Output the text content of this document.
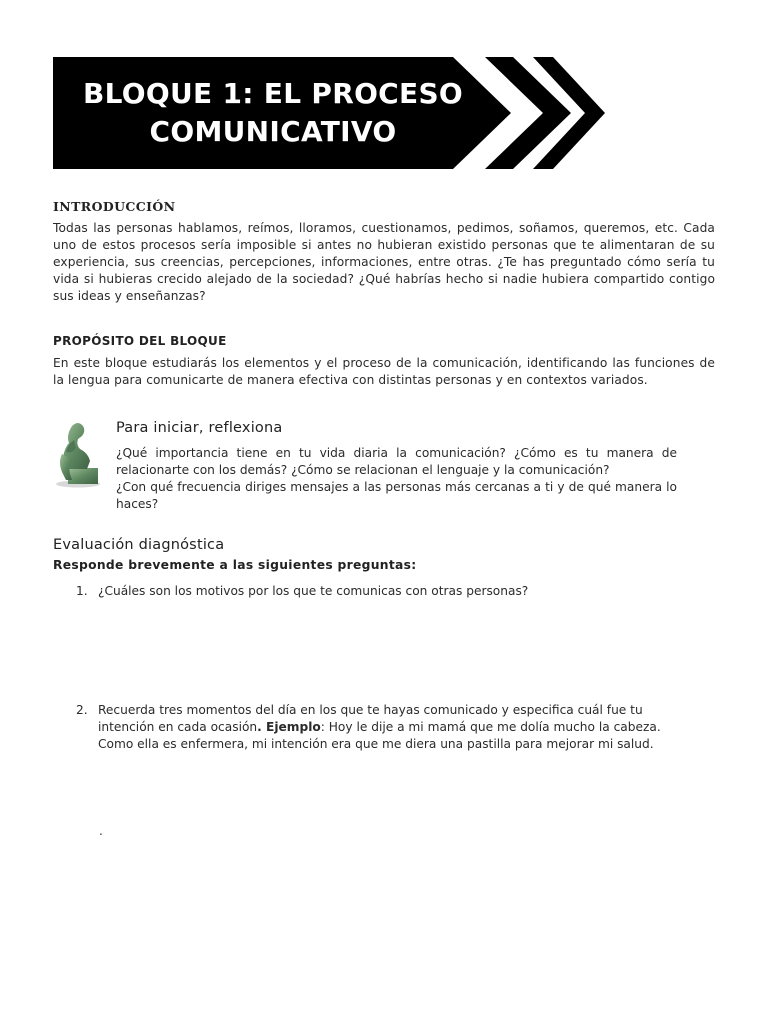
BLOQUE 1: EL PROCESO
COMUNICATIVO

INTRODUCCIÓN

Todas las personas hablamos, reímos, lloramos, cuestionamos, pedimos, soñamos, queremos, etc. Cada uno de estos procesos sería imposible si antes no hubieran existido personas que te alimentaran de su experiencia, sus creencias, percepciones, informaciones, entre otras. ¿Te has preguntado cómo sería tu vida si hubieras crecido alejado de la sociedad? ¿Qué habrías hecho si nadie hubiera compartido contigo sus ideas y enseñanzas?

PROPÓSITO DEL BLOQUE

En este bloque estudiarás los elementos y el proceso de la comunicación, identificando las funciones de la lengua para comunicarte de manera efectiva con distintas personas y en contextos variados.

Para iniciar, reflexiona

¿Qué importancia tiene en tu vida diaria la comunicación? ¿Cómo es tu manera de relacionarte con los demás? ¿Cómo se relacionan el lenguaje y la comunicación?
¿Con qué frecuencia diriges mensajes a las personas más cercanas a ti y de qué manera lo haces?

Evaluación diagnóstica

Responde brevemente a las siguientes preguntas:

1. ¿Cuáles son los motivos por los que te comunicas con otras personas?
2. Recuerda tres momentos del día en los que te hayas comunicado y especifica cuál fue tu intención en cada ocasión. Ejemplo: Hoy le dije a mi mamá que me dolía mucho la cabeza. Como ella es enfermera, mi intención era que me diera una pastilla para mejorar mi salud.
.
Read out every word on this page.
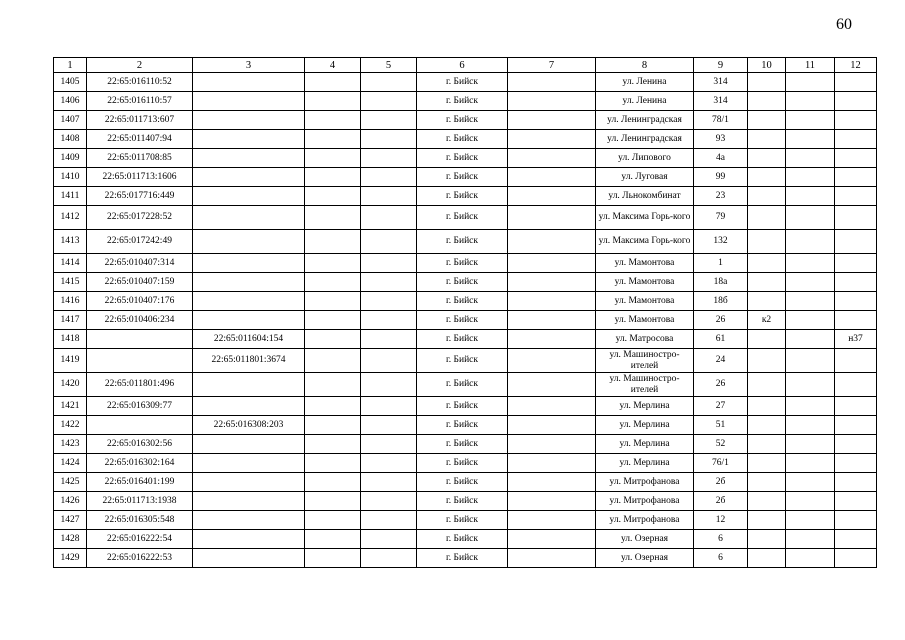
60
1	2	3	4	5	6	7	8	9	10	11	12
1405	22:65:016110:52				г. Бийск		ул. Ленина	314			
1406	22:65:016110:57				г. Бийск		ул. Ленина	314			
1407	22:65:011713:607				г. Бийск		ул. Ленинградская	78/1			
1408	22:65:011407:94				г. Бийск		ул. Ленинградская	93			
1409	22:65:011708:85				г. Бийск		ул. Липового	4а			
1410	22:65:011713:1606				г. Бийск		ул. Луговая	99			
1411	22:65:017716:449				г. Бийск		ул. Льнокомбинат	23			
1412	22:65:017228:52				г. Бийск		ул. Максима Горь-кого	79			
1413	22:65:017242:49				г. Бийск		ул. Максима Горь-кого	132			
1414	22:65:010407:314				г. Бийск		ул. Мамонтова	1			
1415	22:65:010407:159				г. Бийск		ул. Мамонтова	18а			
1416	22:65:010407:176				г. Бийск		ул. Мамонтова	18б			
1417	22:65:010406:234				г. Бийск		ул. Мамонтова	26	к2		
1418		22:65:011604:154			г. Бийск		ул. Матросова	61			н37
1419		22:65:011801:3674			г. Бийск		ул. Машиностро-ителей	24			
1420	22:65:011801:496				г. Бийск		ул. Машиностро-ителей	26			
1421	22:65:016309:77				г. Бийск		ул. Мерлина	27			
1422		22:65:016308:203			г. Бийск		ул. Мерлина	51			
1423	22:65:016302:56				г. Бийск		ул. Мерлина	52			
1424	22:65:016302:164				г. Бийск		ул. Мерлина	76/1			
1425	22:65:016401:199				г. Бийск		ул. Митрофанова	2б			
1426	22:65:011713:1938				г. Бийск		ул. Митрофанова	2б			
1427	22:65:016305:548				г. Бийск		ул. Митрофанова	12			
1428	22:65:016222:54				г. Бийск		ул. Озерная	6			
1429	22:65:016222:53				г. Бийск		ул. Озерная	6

▸ Given exercise
Copy out each line in the preceding records that contains "ителей".

▸ Result for this exercise
1419		22:65:011801:3674			г. Бийск		ул. Машиностро-ителей	24			
1420	22:65:011801:496				г. Бийск		ул. Машиностро-ителей	26			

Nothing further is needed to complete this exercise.